--- Begin Data section ---

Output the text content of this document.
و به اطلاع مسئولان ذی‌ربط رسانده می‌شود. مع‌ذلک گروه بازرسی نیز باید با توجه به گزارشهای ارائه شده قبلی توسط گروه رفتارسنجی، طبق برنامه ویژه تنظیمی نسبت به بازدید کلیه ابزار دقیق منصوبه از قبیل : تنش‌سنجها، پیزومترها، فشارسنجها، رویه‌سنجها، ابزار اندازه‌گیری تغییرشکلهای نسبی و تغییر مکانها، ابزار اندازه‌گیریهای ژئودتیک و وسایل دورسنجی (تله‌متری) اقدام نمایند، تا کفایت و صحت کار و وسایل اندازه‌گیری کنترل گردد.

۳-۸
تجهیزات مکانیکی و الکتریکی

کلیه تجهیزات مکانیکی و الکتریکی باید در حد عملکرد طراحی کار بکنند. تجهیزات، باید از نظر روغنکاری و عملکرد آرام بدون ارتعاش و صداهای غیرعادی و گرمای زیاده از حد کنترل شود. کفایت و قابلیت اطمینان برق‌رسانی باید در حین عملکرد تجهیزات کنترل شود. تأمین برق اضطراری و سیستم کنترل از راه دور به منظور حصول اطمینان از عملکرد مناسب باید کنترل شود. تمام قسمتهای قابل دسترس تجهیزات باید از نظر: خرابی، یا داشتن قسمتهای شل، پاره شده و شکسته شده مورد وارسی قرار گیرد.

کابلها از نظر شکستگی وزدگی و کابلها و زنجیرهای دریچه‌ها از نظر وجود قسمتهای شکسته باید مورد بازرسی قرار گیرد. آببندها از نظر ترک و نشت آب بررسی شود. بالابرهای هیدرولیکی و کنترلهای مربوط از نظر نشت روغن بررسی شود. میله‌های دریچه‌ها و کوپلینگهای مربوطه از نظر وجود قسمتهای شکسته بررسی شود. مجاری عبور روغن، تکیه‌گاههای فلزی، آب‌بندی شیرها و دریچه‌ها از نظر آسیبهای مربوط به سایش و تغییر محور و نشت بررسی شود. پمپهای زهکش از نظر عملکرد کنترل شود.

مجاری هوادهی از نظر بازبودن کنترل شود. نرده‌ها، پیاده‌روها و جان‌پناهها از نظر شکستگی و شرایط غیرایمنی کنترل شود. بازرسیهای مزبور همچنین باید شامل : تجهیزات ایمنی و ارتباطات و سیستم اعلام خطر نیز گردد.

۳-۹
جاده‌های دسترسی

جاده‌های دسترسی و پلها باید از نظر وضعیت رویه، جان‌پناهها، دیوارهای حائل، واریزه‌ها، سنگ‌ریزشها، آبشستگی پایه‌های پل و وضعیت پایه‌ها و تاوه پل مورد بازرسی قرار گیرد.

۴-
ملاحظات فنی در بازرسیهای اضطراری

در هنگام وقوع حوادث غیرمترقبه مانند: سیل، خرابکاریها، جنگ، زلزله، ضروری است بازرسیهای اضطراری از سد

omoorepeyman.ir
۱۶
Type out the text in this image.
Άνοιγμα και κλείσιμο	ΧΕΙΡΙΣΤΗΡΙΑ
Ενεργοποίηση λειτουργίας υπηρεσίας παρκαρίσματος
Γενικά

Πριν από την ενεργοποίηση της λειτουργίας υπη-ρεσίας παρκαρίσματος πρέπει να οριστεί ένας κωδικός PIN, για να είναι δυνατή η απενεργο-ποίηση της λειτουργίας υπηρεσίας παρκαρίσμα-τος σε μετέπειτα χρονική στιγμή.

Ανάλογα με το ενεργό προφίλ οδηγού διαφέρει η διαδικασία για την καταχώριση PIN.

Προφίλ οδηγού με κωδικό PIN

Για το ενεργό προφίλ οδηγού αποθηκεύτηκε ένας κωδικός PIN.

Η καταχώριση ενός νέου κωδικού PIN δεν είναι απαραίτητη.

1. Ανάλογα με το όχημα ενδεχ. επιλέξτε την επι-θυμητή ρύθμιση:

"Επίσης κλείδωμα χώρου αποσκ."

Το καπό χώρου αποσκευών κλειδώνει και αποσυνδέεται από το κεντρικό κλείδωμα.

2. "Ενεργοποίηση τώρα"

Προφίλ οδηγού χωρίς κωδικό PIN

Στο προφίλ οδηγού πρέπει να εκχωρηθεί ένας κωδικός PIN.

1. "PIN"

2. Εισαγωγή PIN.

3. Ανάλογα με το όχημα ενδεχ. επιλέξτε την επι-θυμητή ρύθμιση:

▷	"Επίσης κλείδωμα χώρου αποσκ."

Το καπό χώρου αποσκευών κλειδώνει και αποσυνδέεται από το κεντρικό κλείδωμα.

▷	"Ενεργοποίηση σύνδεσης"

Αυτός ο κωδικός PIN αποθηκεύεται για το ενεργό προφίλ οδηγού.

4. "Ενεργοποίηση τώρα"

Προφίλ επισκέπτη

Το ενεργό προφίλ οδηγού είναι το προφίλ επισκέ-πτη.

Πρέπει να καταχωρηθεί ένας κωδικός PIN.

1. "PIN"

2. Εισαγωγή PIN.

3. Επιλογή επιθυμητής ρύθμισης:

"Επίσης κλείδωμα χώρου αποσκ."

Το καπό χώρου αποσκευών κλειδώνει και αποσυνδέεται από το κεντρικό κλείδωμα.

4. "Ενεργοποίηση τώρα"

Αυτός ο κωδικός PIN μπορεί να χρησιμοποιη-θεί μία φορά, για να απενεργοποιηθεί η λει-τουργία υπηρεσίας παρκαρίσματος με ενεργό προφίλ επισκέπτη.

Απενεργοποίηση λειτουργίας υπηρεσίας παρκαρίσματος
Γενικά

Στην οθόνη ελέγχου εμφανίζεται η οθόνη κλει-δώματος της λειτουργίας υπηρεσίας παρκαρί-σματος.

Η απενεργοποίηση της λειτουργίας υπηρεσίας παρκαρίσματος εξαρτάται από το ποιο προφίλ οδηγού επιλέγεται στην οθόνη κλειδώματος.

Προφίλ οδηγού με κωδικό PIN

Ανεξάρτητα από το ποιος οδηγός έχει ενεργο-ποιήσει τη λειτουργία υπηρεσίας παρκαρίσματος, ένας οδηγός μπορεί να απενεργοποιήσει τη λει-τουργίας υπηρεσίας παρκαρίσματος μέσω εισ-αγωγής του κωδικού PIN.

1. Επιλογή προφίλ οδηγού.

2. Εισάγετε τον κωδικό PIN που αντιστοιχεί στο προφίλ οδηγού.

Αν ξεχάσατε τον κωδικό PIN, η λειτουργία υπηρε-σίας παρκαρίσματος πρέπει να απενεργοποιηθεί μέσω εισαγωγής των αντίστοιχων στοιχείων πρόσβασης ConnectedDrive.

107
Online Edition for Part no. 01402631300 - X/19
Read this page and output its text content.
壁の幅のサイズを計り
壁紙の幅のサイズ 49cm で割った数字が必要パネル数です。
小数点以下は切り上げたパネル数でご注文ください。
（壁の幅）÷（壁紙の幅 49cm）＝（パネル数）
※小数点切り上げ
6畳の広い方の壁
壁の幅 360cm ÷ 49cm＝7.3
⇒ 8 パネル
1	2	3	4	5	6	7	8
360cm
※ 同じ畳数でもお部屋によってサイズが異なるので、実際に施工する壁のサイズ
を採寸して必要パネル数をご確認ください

--- End Data section ---

* Work required
Copy each line of the data that contains the word "ενεργό".

* Response for this exercise
Ανάλογα με το ενεργό προφίλ οδηγού διαφέρει η διαδικασία για την καταχώριση PIN.
Για το ενεργό προφίλ οδηγού αποθηκεύτηκε ένας κωδικός PIN.
Αυτός ο κωδικός PIN αποθηκεύεται για το ενεργό προφίλ οδηγού.
Το ενεργό προφίλ οδηγού είναι το προφίλ επισκέ-πτη.
Αυτός ο κωδικός PIN μπορεί να χρησιμοποιη-θεί μία φορά, για να απενεργοποιηθεί η λει-τουργία υπηρεσίας παρκαρίσματος με ενεργό προφίλ επισκέπτη.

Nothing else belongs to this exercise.